* Figure record extracts *
○ ○ ○ ○ ○

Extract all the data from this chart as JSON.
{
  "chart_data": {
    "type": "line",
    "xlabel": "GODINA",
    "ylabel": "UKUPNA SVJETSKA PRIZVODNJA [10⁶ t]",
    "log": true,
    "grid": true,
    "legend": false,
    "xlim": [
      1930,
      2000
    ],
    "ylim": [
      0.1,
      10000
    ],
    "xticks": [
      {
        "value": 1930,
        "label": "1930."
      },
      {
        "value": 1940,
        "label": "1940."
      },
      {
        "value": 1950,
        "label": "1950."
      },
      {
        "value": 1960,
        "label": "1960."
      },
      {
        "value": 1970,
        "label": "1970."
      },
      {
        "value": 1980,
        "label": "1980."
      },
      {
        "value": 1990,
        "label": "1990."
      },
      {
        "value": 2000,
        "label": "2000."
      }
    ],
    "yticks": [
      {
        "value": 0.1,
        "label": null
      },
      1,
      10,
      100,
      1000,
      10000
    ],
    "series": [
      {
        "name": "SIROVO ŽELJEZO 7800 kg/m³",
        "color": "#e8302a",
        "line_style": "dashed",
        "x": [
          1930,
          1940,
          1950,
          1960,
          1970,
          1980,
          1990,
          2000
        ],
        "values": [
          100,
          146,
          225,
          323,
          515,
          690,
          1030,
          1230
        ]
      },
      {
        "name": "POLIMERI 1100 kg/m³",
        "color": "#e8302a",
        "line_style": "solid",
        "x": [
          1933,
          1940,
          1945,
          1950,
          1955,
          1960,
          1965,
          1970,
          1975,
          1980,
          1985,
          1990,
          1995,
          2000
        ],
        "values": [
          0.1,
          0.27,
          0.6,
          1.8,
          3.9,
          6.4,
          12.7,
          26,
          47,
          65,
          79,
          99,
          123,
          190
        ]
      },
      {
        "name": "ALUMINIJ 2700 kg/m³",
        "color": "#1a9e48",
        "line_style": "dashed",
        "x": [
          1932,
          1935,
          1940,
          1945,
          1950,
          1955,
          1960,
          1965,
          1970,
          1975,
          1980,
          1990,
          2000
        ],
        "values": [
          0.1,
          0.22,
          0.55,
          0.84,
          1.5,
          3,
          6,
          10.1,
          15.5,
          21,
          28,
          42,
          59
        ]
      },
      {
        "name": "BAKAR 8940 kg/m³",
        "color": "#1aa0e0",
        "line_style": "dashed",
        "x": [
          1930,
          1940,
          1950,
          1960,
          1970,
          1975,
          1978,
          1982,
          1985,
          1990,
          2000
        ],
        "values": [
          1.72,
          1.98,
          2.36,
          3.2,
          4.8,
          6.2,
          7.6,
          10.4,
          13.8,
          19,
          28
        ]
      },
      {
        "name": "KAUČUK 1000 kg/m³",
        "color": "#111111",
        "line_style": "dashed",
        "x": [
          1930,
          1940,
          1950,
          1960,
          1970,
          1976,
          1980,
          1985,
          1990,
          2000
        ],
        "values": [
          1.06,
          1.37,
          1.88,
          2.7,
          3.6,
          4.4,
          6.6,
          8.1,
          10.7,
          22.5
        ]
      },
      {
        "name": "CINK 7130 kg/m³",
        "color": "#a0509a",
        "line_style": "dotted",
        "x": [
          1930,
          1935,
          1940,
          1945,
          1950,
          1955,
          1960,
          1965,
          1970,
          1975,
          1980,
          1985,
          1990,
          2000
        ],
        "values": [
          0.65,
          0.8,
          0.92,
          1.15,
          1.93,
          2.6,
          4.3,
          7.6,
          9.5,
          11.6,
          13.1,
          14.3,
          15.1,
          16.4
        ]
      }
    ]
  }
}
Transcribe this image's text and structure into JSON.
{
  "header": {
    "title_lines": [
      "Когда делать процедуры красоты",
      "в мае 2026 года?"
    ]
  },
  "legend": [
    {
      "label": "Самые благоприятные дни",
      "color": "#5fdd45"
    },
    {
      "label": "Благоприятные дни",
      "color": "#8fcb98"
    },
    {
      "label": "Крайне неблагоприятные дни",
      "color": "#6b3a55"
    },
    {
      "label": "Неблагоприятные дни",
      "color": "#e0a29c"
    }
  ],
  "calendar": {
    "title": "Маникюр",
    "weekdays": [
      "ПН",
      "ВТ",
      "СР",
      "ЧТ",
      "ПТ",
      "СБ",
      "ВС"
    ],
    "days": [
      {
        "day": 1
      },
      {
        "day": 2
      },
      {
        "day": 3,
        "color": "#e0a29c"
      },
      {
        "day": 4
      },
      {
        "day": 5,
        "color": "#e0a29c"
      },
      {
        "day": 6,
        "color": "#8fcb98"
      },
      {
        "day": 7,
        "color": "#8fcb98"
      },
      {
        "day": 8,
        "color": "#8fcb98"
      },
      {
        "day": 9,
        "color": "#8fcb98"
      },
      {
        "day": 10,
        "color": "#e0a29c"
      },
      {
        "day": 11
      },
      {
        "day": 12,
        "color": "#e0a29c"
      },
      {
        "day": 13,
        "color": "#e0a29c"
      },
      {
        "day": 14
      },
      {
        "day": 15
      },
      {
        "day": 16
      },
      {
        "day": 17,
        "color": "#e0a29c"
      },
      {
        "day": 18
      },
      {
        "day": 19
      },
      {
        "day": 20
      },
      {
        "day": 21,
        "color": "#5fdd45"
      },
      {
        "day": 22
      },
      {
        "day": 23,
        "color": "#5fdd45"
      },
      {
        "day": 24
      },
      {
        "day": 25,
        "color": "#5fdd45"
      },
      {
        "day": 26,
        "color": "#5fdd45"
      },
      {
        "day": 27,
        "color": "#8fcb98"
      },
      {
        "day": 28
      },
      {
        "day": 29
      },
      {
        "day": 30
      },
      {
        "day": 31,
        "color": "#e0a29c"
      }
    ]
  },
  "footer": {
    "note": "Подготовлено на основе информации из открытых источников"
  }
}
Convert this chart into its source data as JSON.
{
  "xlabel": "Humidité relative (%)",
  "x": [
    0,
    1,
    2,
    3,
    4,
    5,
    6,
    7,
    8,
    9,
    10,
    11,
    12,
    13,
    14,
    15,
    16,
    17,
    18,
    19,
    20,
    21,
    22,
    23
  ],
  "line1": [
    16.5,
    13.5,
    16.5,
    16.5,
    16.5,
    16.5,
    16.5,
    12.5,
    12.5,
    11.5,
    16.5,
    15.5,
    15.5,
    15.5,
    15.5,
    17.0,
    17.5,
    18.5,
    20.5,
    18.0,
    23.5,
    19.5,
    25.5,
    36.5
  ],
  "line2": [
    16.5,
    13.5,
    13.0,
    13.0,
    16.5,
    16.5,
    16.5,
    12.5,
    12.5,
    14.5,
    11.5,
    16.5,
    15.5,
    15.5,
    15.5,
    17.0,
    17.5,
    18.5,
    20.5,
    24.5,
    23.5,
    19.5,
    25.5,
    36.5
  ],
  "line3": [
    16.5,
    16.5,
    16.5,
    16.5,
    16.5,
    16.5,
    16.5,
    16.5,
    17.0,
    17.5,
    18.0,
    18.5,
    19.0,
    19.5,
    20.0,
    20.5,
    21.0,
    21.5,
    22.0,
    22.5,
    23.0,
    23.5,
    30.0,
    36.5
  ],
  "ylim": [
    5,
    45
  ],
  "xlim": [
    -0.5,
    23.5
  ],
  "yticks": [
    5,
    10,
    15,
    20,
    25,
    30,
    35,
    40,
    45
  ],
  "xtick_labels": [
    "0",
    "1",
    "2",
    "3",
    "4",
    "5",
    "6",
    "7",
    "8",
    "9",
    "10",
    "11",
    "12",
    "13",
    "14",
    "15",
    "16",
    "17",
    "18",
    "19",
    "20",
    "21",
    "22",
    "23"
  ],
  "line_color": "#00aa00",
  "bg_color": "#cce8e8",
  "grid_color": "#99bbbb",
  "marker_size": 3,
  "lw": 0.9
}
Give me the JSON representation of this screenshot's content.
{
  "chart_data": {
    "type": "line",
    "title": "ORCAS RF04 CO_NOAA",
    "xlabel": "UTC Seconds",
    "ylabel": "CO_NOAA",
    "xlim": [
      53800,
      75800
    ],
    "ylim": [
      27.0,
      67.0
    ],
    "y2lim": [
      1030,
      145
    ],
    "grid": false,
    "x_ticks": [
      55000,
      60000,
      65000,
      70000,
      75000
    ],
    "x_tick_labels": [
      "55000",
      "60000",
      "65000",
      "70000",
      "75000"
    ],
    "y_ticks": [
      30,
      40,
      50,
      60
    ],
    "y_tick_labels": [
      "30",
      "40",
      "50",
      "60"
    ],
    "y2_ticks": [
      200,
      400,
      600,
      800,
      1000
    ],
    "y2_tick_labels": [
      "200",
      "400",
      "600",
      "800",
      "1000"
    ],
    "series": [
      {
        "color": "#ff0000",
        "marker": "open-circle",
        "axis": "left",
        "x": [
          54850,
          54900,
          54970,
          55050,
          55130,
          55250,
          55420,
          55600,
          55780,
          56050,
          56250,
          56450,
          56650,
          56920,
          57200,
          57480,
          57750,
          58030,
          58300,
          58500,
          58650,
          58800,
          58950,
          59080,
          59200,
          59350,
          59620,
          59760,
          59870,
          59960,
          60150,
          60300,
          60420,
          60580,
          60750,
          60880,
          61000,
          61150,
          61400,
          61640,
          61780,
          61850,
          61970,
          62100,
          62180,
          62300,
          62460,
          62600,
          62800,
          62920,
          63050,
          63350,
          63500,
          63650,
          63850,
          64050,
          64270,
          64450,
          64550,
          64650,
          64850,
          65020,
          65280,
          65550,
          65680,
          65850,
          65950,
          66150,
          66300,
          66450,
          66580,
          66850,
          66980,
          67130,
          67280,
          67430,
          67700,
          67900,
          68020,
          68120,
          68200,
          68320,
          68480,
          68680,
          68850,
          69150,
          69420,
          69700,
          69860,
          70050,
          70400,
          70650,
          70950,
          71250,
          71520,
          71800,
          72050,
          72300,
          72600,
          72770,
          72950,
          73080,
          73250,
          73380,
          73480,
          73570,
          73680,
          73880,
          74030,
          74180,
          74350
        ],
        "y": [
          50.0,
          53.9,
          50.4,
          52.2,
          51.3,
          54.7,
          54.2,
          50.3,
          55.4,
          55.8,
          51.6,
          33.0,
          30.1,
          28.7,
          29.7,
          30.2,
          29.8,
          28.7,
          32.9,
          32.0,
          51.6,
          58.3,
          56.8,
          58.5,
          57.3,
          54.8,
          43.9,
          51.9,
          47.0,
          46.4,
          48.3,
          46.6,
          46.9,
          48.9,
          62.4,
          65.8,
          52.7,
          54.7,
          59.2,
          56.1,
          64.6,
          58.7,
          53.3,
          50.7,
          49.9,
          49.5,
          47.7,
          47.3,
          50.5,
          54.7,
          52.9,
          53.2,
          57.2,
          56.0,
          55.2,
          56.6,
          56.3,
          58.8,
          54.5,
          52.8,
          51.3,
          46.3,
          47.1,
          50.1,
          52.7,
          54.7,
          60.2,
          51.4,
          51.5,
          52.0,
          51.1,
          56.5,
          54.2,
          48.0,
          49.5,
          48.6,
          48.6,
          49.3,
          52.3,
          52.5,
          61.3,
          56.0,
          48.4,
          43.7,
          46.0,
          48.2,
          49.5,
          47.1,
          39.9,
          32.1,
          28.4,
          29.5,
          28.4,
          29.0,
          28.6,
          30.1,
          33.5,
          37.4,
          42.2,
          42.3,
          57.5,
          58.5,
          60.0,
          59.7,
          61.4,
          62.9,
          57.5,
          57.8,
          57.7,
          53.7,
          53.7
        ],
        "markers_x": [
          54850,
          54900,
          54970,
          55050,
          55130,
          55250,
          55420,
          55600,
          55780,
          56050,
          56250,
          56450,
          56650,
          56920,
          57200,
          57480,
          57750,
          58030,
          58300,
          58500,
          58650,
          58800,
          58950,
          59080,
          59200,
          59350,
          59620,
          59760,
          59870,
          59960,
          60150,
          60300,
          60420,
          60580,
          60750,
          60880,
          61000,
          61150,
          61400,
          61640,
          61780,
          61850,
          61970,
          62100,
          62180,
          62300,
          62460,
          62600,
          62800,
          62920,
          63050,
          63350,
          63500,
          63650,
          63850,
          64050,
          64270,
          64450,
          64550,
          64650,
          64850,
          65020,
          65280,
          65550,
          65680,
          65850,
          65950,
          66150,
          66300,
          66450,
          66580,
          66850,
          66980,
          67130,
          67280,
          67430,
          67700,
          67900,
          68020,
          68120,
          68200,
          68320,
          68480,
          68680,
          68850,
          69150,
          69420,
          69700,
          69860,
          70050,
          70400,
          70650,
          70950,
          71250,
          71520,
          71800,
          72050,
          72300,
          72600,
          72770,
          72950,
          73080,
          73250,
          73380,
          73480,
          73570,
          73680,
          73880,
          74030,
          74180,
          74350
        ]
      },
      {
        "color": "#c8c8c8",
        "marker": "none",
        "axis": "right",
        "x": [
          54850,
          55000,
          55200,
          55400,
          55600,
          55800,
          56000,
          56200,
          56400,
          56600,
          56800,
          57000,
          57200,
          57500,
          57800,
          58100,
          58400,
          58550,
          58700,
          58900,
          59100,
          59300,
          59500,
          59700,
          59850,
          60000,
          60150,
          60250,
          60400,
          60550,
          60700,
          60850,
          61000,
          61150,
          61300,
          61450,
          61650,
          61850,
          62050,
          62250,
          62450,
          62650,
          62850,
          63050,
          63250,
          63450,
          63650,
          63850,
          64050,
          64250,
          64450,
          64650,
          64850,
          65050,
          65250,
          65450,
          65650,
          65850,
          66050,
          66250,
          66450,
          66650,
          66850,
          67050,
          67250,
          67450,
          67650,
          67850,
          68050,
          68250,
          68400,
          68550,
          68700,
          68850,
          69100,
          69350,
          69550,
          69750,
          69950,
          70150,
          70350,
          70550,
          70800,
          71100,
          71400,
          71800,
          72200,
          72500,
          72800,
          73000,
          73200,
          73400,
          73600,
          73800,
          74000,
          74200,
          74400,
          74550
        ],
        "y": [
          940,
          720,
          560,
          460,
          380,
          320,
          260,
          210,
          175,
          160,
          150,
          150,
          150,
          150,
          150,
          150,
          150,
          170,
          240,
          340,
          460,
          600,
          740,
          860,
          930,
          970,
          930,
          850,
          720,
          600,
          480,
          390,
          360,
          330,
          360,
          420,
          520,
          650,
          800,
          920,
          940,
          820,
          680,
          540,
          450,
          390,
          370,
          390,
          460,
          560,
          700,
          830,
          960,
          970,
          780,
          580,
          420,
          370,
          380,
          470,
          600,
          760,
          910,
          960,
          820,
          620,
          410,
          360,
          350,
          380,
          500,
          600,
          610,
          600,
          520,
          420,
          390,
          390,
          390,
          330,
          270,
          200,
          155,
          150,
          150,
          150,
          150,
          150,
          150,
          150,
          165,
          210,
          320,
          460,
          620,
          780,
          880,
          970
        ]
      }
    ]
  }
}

○ ○ ○ ○ ○

* YOUR GOAL *
Report only how many lines in the records contain the word "xlabel".

* OUTPUT OF THE EXERCISE *
3